■ **Work to be completed**: Can you retype the material word for word, from its first line up to and including the line containing "paragraph: размещение площадок"?

(Records of element boxes)

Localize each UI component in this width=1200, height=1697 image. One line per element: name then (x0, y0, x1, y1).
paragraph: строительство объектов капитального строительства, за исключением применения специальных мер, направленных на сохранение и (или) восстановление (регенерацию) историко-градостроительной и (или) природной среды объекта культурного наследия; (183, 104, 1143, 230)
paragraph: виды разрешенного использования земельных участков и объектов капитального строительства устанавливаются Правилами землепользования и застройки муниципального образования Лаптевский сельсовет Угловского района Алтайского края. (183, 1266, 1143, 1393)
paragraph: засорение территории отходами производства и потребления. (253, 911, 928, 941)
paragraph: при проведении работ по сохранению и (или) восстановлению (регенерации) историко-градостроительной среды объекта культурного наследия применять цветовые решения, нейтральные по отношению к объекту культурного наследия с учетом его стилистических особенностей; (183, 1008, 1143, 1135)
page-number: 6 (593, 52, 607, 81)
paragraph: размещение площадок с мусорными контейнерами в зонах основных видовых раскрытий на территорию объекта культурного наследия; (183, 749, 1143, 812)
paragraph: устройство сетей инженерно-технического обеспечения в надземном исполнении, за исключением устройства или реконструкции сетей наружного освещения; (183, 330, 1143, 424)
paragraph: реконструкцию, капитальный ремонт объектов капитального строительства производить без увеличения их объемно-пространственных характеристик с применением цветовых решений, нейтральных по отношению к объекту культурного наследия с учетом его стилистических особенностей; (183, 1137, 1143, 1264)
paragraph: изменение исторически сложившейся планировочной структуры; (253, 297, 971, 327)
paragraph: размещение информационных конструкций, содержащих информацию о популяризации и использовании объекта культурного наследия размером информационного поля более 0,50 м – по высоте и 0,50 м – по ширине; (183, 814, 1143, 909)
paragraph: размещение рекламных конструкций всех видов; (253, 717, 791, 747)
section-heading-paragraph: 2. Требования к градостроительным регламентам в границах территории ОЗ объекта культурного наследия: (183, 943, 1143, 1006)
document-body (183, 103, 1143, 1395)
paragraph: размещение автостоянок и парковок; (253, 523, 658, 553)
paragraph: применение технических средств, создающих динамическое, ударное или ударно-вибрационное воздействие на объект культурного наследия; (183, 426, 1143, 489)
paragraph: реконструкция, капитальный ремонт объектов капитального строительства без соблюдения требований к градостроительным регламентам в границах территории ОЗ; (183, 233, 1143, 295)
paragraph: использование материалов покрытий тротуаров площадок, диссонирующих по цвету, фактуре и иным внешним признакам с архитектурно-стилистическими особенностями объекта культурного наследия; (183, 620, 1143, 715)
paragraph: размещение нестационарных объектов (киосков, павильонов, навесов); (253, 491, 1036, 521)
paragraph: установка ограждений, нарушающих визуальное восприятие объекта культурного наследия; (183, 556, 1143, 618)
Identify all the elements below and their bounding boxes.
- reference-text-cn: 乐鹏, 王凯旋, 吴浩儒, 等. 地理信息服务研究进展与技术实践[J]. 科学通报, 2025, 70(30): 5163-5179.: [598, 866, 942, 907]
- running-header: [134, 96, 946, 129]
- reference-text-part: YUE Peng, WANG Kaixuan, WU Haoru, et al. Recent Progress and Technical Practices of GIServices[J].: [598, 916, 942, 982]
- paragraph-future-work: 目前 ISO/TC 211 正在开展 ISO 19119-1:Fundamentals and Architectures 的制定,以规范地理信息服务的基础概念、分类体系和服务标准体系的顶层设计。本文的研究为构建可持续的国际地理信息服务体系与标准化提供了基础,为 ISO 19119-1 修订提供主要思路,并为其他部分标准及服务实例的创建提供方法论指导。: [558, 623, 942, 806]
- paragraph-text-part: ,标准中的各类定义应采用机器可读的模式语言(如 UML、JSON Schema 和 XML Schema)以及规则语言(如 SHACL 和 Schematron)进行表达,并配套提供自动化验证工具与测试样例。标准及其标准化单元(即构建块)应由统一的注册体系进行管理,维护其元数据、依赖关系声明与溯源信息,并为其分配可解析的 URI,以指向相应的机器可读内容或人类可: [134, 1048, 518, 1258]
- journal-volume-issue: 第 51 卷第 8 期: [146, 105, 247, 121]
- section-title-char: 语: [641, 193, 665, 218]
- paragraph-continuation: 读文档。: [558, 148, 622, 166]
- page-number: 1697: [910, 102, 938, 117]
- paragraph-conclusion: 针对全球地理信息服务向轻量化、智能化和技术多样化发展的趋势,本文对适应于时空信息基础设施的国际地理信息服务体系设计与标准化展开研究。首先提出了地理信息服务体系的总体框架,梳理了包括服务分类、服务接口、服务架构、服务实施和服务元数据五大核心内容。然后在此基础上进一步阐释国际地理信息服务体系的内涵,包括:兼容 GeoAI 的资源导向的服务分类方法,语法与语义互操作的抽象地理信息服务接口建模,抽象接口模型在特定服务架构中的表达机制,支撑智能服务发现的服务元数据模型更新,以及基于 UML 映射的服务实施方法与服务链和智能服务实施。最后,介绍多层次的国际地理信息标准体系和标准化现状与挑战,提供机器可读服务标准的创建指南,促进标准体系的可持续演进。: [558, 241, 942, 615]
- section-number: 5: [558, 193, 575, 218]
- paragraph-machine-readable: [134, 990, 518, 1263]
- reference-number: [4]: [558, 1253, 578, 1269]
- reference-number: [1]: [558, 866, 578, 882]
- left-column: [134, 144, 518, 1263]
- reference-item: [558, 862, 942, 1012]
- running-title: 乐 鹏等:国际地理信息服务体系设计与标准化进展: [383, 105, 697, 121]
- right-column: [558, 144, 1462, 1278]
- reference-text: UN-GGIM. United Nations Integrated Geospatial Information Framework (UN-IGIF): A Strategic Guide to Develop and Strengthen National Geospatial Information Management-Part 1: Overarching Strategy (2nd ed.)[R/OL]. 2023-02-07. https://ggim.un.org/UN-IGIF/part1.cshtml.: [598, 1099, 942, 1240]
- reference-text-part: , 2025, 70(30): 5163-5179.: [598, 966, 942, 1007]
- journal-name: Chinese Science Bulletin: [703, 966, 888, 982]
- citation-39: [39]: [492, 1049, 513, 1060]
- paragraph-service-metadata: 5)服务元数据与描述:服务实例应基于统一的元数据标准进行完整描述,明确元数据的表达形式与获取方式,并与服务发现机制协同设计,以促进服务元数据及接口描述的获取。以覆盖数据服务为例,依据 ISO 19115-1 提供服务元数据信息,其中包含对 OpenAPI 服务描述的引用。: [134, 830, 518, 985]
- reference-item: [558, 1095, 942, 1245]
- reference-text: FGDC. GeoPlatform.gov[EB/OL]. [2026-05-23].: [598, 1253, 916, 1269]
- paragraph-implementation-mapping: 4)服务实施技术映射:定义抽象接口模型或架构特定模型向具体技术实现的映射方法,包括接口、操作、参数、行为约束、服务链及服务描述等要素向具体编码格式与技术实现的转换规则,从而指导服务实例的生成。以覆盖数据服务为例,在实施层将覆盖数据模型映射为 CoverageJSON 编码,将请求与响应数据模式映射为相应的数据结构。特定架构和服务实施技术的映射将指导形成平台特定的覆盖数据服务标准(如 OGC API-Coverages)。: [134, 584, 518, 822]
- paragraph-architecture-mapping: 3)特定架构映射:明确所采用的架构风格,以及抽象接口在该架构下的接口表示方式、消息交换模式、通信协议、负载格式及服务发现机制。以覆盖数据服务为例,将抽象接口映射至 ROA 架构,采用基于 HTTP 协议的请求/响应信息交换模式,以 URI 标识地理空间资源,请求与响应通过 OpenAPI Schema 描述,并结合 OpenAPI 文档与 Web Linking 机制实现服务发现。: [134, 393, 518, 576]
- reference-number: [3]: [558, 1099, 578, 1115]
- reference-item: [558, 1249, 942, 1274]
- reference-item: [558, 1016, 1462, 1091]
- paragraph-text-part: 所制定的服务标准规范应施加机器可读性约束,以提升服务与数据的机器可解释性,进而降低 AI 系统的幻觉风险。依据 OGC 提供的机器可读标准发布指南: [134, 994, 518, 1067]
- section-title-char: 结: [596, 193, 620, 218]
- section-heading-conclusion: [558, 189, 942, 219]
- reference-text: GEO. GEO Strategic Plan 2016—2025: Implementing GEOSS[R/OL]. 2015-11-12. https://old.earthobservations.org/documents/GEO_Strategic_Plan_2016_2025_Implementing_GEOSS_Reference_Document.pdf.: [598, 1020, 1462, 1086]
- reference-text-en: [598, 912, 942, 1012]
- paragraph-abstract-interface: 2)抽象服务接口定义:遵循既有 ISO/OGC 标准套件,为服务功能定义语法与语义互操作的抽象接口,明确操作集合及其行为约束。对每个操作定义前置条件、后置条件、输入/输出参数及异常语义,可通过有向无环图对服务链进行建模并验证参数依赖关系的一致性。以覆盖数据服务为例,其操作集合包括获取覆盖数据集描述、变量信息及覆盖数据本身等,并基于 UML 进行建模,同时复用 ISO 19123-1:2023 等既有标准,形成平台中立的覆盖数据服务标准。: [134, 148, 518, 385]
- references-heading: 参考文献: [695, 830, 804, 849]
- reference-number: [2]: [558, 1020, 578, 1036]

■ **Final answer**:
Localize each UI component in this width=1200, height=1697 image. One line per element: name then (x0, y0, x1, y1).
paragraph: строительство объектов капитального строительства, за исключением применения специальных мер, направленных на сохранение и (или) восстановление (регенерацию) историко-градостроительной и (или) природной среды объекта культурного наследия; (183, 104, 1143, 230)
paragraph: виды разрешенного использования земельных участков и объектов капитального строительства устанавливаются Правилами землепользования и застройки муниципального образования Лаптевский сельсовет Угловского района Алтайского края. (183, 1266, 1143, 1393)
paragraph: засорение территории отходами производства и потребления. (253, 911, 928, 941)
paragraph: при проведении работ по сохранению и (или) восстановлению (регенерации) историко-градостроительной среды объекта культурного наследия применять цветовые решения, нейтральные по отношению к объекту культурного наследия с учетом его стилистических особенностей; (183, 1008, 1143, 1135)
page-number: 6 (593, 52, 607, 81)
paragraph: размещение площадок с мусорными контейнерами в зонах основных видовых раскрытий на территорию объекта культурного наследия; (183, 749, 1143, 812)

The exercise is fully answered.